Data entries
- - - - - - -
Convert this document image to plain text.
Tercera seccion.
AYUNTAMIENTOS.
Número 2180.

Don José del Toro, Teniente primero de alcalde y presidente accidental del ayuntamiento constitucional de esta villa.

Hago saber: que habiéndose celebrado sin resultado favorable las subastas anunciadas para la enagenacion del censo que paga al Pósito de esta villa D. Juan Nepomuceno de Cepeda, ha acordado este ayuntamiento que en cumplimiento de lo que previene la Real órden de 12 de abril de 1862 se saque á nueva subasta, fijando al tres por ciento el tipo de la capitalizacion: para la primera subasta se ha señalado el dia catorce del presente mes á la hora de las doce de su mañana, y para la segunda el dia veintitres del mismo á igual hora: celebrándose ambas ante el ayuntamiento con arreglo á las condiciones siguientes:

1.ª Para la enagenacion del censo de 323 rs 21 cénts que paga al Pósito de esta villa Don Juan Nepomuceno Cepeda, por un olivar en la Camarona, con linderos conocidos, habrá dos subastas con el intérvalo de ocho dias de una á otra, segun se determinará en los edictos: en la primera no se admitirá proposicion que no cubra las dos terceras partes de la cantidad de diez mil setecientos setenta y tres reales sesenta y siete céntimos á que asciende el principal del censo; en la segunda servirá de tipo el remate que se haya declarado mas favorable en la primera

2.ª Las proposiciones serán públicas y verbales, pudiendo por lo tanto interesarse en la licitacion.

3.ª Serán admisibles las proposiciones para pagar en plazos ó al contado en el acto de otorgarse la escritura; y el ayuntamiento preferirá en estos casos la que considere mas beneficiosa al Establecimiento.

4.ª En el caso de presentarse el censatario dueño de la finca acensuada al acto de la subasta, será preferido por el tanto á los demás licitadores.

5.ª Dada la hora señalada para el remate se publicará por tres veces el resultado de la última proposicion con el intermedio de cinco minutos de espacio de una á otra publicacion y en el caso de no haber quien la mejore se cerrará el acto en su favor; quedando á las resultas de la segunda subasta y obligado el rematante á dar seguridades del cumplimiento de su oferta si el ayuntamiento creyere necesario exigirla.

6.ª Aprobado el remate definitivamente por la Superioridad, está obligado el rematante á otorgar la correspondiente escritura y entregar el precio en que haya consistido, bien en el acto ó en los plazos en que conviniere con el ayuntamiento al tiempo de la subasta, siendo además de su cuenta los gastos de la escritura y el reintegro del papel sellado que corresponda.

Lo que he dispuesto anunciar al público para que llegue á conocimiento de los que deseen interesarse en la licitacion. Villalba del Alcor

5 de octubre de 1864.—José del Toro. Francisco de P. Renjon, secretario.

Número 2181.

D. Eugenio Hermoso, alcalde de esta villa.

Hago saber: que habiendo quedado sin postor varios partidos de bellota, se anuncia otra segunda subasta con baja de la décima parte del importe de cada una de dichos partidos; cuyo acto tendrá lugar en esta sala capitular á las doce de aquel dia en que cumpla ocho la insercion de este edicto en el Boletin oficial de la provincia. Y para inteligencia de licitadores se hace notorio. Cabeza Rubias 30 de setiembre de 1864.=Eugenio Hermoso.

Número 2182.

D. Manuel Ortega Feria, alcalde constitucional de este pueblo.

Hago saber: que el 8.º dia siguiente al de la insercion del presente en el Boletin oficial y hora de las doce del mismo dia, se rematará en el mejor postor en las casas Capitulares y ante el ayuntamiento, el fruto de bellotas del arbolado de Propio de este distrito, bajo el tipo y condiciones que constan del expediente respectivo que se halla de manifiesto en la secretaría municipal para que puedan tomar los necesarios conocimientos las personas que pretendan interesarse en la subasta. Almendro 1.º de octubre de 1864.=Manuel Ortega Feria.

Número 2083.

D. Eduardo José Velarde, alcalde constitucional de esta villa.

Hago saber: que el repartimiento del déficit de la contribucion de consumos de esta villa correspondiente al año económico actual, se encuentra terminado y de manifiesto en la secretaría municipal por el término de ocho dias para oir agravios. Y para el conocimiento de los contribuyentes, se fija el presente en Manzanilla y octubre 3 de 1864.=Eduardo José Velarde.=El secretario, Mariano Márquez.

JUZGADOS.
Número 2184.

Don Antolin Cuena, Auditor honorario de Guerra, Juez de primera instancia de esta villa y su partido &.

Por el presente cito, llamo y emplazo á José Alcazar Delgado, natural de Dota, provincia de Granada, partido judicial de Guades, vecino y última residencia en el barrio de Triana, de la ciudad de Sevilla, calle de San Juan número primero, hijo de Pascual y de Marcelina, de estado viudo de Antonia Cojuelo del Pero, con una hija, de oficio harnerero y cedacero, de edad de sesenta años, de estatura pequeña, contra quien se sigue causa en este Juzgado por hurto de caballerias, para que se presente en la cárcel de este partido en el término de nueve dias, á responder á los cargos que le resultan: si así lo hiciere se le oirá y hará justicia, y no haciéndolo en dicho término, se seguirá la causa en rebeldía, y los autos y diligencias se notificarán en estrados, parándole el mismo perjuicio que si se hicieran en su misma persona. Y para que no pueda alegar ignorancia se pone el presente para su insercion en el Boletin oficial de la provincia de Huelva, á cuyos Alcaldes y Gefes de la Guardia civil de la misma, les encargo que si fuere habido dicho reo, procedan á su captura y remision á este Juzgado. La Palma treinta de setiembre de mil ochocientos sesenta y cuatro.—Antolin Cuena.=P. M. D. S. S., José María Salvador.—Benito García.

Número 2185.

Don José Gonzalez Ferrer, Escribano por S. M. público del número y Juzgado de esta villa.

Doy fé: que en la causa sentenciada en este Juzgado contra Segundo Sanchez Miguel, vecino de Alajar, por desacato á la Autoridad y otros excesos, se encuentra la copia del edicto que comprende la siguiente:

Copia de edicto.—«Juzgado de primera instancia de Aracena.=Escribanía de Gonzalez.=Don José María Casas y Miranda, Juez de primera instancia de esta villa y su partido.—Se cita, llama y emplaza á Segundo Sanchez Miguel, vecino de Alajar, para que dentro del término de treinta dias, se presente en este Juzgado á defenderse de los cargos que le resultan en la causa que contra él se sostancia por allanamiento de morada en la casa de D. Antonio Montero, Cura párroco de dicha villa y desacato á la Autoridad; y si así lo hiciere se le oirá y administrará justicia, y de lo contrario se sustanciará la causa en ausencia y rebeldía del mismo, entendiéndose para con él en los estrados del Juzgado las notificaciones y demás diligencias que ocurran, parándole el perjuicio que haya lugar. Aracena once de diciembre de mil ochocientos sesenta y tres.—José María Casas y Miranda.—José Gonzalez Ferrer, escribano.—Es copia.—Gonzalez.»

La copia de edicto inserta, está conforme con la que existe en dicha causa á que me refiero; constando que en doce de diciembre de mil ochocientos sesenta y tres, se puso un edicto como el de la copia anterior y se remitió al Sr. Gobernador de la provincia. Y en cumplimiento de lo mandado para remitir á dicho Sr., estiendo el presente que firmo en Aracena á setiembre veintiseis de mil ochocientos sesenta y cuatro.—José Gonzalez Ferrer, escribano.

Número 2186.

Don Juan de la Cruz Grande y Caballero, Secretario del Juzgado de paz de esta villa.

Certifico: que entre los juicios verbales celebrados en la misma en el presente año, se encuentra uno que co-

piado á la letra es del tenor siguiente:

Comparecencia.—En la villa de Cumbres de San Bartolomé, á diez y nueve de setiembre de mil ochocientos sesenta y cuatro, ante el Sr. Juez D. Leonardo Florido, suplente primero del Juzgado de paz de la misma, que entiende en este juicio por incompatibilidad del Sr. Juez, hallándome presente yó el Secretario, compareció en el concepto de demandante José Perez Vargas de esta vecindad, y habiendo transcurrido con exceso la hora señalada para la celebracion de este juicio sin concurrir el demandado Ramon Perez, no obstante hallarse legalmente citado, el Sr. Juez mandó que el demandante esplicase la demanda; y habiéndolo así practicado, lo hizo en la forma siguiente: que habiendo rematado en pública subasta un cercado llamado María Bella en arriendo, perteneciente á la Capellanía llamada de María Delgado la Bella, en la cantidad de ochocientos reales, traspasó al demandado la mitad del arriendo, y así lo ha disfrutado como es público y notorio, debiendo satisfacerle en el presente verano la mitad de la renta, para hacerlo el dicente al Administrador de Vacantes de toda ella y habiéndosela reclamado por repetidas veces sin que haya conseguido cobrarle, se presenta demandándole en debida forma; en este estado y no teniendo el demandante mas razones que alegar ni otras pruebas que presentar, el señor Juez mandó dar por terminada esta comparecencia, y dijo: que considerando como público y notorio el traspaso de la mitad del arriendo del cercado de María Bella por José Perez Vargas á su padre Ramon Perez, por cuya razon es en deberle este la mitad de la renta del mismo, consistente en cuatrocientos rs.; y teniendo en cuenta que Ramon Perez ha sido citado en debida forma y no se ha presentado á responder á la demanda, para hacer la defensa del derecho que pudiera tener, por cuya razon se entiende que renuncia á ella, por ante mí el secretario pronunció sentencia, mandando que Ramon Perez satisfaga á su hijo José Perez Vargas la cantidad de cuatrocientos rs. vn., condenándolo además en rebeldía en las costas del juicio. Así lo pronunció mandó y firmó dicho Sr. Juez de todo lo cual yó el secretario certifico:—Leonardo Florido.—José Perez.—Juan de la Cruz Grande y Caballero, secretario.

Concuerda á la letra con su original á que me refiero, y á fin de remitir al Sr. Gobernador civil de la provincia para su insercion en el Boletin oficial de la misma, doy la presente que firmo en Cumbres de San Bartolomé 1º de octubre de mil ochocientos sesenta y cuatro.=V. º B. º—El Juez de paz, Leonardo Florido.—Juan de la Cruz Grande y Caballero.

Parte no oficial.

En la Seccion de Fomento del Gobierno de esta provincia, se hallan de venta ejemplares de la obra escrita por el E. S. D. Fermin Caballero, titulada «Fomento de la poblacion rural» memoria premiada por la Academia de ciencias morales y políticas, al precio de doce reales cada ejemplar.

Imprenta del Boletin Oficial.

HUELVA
- - - - - - -
*What the task requires*. Copy every line in the entries above that has the string "tipo" in it.

*Written response*.
Hago saber: que habiéndose celebrado sin resultado favorable las subastas anunciadas para la enagenacion del censo que paga al Pósito de esta villa D. Juan Nepomuceno de Cepeda, ha acordado este ayuntamiento que en cumplimiento de lo que previene la Real órden de 12 de abril de 1862 se saque á nueva subasta, fijando al tres por ciento el tipo de la capitalizacion: para la primera subasta se ha señalado el dia catorce del presente mes á la hora de las doce de su mañana, y para la segunda el dia veintitres del mismo á igual hora: celebrándose ambas ante el ayuntamiento con arreglo á las condiciones siguientes:
1.ª Para la enagenacion del censo de 323 rs 21 cénts que paga al Pósito de esta villa Don Juan Nepomuceno Cepeda, por un olivar en la Camarona, con linderos conocidos, habrá dos subastas con el intérvalo de ocho dias de una á otra, segun se determinará en los edictos: en la primera no se admitirá proposicion que no cubra las dos terceras partes de la cantidad de diez mil setecientos setenta y tres reales sesenta y siete céntimos á que asciende el principal del censo; en la segunda servirá de tipo el remate que se haya declarado mas favorable en la primera
Hago saber: que el 8.º dia siguiente al de la insercion del presente en el Boletin oficial y hora de las doce del mismo dia, se rematará en el mejor postor en las casas Capitulares y ante el ayuntamiento, el fruto de bellotas del arbolado de Propio de este distrito, bajo el tipo y condiciones que constan del expediente respectivo que se halla de manifiesto en la secretaría municipal para que puedan tomar los necesarios conocimientos las personas que pretendan interesarse en la subasta. Almendro 1.º de octubre de 1864.=Manuel Ortega Feria.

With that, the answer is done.